* _GIVEN INFORMATION_
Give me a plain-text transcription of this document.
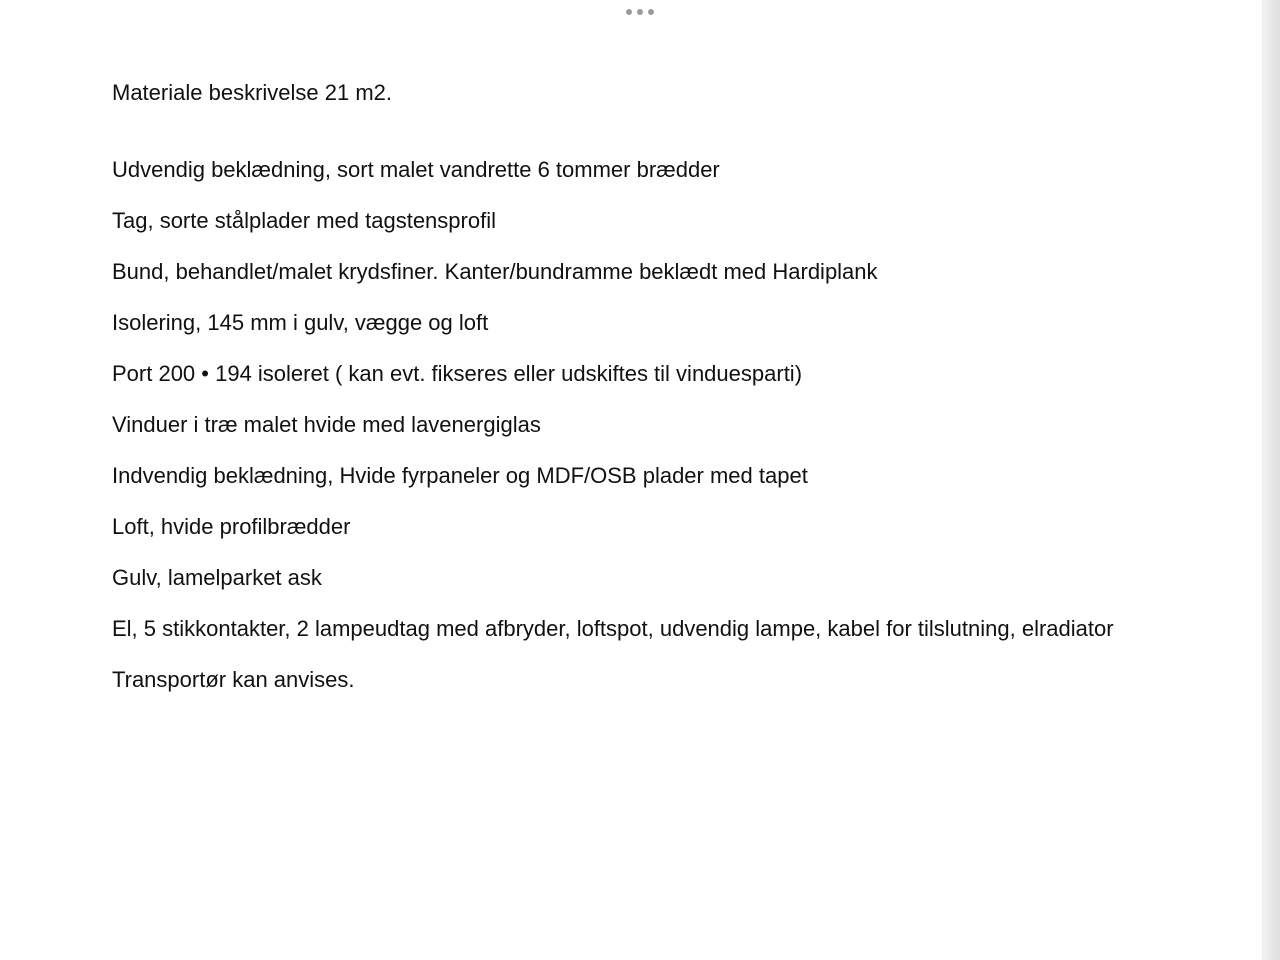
Materiale beskrivelse 21 m2.

Udvendig beklædning, sort malet vandrette 6 tommer brædder

Tag, sorte stålplader med tagstensprofil

Bund, behandlet/malet krydsfiner. Kanter/bundramme beklædt med Hardiplank

Isolering, 145 mm i gulv, vægge og loft

Port 200 • 194 isoleret ( kan evt. fikseres eller udskiftes til vinduesparti)

Vinduer i træ malet hvide med lavenergiglas

Indvendig beklædning, Hvide fyrpaneler og MDF/OSB plader med tapet

Loft, hvide profilbrædder

Gulv, lamelparket ask

El, 5 stikkontakter, 2 lampeudtag med afbryder, loftspot, udvendig lampe, kabel for tilslutning, elradiator

Transportør kan anvises.
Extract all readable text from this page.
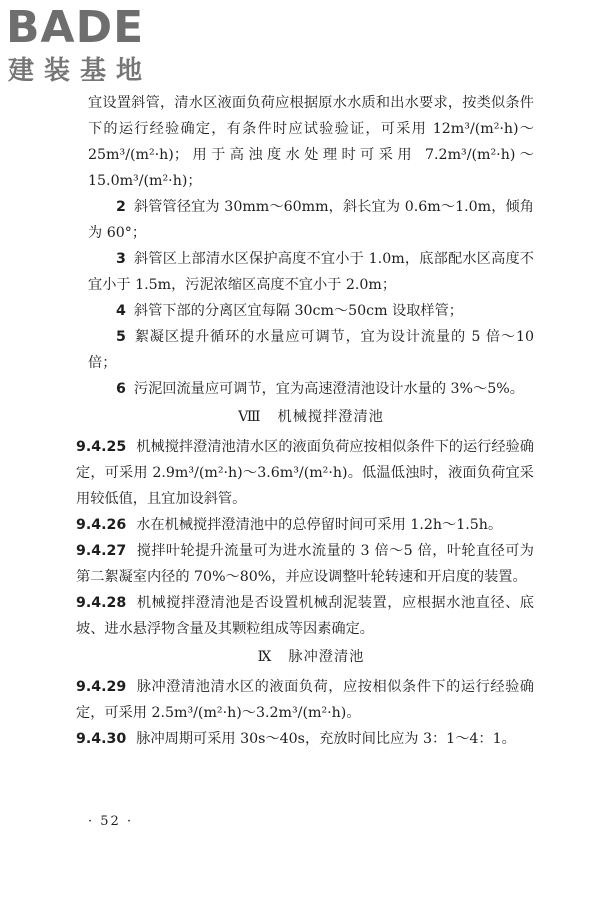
BADE
建装基地

宜设置斜管，清水区液面负荷应根据原水水质和出水要求，按类似条件下的运行经验确定，有条件时应试验验证，可采用 12m³/(m²·h)～25m³/(m²·h)；用于高浊度水处理时可采用 7.2m³/(m²·h)～15.0m³/(m²·h)；

2 斜管管径宜为 30mm～60mm，斜长宜为 0.6m～1.0m，倾角为 60°；

3 斜管区上部清水区保护高度不宜小于 1.0m，底部配水区高度不宜小于 1.5m，污泥浓缩区高度不宜小于 2.0m；

4 斜管下部的分离区宜每隔 30cm～50cm 设取样管；

5 絮凝区提升循环的水量应可调节，宜为设计流量的 5 倍～10 倍；

6 污泥回流量应可调节，宜为高速澄清池设计水量的 3%～5%。

Ⅷ 机械搅拌澄清池

9.4.25 机械搅拌澄清池清水区的液面负荷应按相似条件下的运行经验确定，可采用 2.9m³/(m²·h)～3.6m³/(m²·h)。低温低浊时，液面负荷宜采用较低值，且宜加设斜管。

9.4.26 水在机械搅拌澄清池中的总停留时间可采用 1.2h～1.5h。

9.4.27 搅拌叶轮提升流量可为进水流量的 3 倍～5 倍，叶轮直径可为第二絮凝室内径的 70%～80%，并应设调整叶轮转速和开启度的装置。

9.4.28 机械搅拌澄清池是否设置机械刮泥装置，应根据水池直径、底坡、进水悬浮物含量及其颗粒组成等因素确定。

Ⅸ 脉冲澄清池

9.4.29 脉冲澄清池清水区的液面负荷，应按相似条件下的运行经验确定，可采用 2.5m³/(m²·h)～3.2m³/(m²·h)。

9.4.30 脉冲周期可采用 30s～40s，充放时间比应为 3：1～4：1。

· 52 ·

* _PROBLEM TO WORK ON_
Every record above should be written out again exactly; the pictures stay out of the copy.

* _EXERCISE RESPONSE_
Give me a plain-text transcription of this document.
Materiale beskrivelse 21 m2.

Udvendig beklædning, sort malet vandrette 6 tommer brædder

Tag, sorte stålplader med tagstensprofil

Bund, behandlet/malet krydsfiner. Kanter/bundramme beklædt med Hardiplank

Isolering, 145 mm i gulv, vægge og loft

Port 200 • 194 isoleret ( kan evt. fikseres eller udskiftes til vinduesparti)

Vinduer i træ malet hvide med lavenergiglas

Indvendig beklædning, Hvide fyrpaneler og MDF/OSB plader med tapet

Loft, hvide profilbrædder

Gulv, lamelparket ask

El, 5 stikkontakter, 2 lampeudtag med afbryder, loftspot, udvendig lampe, kabel for tilslutning, elradiator

Transportør kan anvises.
Extract all readable text from this page.
BADE
建装基地

宜设置斜管，清水区液面负荷应根据原水水质和出水要求，按类似条件下的运行经验确定，有条件时应试验验证，可采用 12m³/(m²·h)～25m³/(m²·h)；用于高浊度水处理时可采用 7.2m³/(m²·h)～15.0m³/(m²·h)；

2 斜管管径宜为 30mm～60mm，斜长宜为 0.6m～1.0m，倾角为 60°；

3 斜管区上部清水区保护高度不宜小于 1.0m，底部配水区高度不宜小于 1.5m，污泥浓缩区高度不宜小于 2.0m；

4 斜管下部的分离区宜每隔 30cm～50cm 设取样管；

5 絮凝区提升循环的水量应可调节，宜为设计流量的 5 倍～10 倍；

6 污泥回流量应可调节，宜为高速澄清池设计水量的 3%～5%。

Ⅷ 机械搅拌澄清池

9.4.25 机械搅拌澄清池清水区的液面负荷应按相似条件下的运行经验确定，可采用 2.9m³/(m²·h)～3.6m³/(m²·h)。低温低浊时，液面负荷宜采用较低值，且宜加设斜管。

9.4.26 水在机械搅拌澄清池中的总停留时间可采用 1.2h～1.5h。

9.4.27 搅拌叶轮提升流量可为进水流量的 3 倍～5 倍，叶轮直径可为第二絮凝室内径的 70%～80%，并应设调整叶轮转速和开启度的装置。

9.4.28 机械搅拌澄清池是否设置机械刮泥装置，应根据水池直径、底坡、进水悬浮物含量及其颗粒组成等因素确定。

Ⅸ 脉冲澄清池

9.4.29 脉冲澄清池清水区的液面负荷，应按相似条件下的运行经验确定，可采用 2.5m³/(m²·h)～3.2m³/(m²·h)。

9.4.30 脉冲周期可采用 30s～40s，充放时间比应为 3：1～4：1。

· 52 ·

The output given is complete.